▶ [Extracted text]:
= = = = =

Internal Thankfulness that Fulfills
I am at work and have discharged all of my patients. It is at this time in my life where I am pleading with the Holy Spirit to commune with me in our secret place. In the recesses of my mind.
While focusing on one of my favorite hymns, Psalm 91, I feel now that I am having a hard time internalizing the Word without the Spirit giving me divine revelation.
In my heart I am thankful and what may look to the carnal eye, like I am wasting time on my phone, it is that good part that my Jesus explained to Martha. The portion that He would not take from Mary.
As I sit here, my spirit is filling with His presence. Moreover, I attribute this to having a spirit of thankfulness. Likewise, I crave his presence as a woman in love. Yearning for His mercy, favor, and protection.
Currently resting in His Word, knowing that a thousand may fall at my side, and ten thousand at my right hand, but it will not come near me. Only with my eyes, I will see and behold the reward of the wicked.

= = = = =

▶ [Your goal]: Transcribe the passage of the thankfulness reflection from "In my heart" to "take from Mary.".

= = = = =

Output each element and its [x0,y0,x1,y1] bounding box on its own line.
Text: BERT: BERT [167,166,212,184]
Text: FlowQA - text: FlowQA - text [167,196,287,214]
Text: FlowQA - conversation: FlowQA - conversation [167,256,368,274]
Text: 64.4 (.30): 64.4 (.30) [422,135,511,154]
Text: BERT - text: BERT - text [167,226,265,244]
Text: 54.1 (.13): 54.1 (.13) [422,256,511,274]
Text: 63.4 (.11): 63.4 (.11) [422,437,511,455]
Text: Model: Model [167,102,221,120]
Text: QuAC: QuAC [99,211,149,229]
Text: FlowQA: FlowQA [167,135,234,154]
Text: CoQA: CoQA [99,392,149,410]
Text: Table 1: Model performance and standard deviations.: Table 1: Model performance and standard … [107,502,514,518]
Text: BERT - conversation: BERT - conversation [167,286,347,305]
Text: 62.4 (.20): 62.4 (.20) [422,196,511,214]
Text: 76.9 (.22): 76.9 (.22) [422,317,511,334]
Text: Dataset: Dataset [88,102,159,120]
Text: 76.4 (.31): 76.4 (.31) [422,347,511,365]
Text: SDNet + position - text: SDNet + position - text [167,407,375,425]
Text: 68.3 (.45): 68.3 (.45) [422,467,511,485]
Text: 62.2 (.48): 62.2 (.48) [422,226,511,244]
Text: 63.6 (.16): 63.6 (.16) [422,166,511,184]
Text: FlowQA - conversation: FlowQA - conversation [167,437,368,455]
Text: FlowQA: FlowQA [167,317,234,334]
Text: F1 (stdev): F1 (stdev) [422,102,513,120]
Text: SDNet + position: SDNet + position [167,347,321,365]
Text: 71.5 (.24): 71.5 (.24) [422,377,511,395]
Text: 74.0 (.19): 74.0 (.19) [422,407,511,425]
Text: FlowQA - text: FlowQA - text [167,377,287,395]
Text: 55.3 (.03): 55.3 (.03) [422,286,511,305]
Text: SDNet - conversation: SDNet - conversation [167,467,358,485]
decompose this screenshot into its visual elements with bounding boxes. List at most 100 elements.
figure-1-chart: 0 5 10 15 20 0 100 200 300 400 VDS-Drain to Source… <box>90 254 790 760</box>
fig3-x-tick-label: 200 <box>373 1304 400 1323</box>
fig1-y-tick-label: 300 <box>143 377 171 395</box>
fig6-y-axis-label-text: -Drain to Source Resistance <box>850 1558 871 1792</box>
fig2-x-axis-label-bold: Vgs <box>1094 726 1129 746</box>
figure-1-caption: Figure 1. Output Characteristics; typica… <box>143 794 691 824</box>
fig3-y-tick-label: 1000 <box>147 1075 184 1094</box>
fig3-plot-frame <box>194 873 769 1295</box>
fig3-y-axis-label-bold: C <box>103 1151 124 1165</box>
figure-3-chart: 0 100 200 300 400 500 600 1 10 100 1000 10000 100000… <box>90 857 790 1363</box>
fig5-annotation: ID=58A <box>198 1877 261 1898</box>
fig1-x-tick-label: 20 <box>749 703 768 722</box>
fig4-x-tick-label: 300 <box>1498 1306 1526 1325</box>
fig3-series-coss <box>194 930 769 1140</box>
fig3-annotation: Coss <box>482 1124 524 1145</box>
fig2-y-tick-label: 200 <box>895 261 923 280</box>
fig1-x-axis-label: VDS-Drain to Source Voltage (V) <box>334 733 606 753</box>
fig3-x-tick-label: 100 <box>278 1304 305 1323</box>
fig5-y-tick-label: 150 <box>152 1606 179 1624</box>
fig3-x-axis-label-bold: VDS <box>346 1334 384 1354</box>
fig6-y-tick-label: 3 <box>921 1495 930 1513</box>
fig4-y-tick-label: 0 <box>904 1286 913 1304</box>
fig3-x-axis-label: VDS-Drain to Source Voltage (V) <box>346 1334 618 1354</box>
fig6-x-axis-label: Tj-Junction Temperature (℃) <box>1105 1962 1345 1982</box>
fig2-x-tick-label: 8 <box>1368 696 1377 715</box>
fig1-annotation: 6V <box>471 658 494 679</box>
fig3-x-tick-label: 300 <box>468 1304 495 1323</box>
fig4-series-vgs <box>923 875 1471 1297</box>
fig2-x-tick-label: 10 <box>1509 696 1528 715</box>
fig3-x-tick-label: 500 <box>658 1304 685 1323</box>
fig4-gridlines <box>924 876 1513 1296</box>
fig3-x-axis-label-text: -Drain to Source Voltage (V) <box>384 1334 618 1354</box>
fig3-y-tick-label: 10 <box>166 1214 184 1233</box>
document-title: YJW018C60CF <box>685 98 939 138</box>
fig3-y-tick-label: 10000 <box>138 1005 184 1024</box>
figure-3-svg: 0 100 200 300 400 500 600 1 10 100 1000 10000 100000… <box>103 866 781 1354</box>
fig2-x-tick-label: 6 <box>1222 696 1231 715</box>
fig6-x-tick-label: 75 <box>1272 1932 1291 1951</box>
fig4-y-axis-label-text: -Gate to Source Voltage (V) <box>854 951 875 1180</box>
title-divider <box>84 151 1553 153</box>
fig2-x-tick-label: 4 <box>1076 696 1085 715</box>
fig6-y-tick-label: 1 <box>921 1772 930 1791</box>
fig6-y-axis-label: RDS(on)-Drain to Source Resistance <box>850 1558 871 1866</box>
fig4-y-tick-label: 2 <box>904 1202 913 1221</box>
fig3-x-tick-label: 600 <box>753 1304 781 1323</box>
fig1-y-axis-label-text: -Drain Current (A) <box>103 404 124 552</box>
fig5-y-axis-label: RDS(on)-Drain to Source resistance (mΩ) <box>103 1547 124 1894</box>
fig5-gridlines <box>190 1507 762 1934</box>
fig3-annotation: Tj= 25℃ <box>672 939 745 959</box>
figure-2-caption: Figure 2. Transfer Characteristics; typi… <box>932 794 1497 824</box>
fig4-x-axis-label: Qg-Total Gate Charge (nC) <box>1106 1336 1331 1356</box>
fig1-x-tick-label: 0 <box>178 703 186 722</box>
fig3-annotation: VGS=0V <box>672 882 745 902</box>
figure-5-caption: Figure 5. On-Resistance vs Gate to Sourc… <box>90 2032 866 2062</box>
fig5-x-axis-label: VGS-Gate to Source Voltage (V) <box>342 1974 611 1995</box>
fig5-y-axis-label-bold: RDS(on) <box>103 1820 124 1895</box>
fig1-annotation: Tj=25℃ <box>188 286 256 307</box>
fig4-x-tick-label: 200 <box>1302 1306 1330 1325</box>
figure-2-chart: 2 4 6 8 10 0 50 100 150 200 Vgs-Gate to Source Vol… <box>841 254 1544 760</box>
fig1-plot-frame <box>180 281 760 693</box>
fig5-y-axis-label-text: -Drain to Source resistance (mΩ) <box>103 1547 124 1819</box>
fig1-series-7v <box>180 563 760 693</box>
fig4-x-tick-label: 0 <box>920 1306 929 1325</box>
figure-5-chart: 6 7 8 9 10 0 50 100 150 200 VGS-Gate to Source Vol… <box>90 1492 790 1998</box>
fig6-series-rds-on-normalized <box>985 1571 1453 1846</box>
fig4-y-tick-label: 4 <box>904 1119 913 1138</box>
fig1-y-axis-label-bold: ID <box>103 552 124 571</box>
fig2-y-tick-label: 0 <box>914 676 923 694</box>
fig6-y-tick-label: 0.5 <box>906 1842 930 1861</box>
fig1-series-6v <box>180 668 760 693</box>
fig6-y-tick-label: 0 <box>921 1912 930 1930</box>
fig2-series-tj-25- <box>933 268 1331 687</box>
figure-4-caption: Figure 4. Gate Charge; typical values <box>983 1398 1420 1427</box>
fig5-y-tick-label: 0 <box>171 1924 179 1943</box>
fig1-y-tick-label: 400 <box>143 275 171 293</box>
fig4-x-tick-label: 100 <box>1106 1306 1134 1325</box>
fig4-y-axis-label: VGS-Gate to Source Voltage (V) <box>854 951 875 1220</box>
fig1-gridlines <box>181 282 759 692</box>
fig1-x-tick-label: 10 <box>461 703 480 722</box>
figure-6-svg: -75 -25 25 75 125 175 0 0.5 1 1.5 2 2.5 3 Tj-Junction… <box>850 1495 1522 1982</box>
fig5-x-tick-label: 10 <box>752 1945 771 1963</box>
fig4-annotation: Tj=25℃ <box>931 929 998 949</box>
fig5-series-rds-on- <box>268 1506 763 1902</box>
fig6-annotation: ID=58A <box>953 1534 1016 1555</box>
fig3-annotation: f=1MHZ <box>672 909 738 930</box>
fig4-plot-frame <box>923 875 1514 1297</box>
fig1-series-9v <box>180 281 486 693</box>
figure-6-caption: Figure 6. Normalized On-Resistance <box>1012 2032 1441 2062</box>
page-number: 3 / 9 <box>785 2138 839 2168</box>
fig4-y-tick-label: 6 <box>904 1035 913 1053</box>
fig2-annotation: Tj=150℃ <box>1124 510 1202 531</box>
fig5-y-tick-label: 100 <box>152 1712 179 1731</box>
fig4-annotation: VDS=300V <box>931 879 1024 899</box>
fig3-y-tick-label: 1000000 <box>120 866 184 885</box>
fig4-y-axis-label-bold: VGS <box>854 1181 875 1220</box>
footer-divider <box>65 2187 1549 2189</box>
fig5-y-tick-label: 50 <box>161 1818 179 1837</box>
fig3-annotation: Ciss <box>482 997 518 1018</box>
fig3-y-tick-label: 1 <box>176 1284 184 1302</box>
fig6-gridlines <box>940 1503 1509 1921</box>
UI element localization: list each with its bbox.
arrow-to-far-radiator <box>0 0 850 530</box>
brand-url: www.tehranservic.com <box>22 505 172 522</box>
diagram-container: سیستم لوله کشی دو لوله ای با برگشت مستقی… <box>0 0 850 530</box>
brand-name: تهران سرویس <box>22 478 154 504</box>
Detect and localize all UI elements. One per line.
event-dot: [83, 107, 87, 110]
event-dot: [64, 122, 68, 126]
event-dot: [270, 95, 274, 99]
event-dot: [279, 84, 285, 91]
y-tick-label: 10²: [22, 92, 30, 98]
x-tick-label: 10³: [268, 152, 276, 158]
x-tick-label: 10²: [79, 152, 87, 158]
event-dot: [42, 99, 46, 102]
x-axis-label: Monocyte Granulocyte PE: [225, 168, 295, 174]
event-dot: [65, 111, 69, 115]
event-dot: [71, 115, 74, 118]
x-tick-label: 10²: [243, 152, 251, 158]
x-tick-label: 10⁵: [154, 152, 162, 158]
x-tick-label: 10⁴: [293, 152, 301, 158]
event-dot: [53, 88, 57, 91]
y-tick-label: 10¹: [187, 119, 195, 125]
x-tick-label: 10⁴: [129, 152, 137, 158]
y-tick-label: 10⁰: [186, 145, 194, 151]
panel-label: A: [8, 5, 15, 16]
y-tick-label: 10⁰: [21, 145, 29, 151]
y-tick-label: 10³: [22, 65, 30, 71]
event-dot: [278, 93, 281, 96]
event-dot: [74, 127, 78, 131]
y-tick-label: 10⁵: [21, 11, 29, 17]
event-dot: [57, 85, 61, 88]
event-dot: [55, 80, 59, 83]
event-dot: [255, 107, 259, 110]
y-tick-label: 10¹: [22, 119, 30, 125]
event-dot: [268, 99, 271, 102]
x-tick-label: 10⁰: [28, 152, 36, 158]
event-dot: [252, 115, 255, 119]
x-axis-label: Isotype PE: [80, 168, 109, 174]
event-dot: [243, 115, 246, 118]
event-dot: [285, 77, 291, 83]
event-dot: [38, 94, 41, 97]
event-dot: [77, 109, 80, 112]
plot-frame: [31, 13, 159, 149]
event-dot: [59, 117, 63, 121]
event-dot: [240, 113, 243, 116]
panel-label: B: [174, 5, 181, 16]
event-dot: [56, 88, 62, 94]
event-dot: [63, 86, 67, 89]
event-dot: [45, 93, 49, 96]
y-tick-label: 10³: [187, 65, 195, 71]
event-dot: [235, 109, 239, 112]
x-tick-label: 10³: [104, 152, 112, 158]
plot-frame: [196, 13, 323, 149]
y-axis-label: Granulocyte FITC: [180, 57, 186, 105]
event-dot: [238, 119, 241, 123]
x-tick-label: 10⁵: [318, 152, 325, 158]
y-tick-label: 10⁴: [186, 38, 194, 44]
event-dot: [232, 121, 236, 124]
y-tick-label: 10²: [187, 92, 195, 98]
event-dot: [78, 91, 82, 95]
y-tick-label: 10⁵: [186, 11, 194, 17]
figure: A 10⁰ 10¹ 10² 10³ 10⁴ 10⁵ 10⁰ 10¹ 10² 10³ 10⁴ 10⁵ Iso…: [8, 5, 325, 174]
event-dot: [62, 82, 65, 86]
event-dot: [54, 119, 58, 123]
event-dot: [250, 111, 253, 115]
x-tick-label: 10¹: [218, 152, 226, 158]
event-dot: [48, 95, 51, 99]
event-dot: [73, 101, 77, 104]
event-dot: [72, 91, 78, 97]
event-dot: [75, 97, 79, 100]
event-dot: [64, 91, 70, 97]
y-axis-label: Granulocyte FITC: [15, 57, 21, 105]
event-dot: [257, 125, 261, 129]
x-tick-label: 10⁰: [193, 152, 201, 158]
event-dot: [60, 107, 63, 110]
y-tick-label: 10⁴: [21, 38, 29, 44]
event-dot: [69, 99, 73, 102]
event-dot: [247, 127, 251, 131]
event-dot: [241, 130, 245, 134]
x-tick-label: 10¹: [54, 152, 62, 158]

= = = = =

▶ [Exercise solution]:
In my heart I am thankful and what may look to the carnal eye, like I am wasting time on my phone, it is that good part that my Jesus explained to Martha. The portion that He would not take from Mary.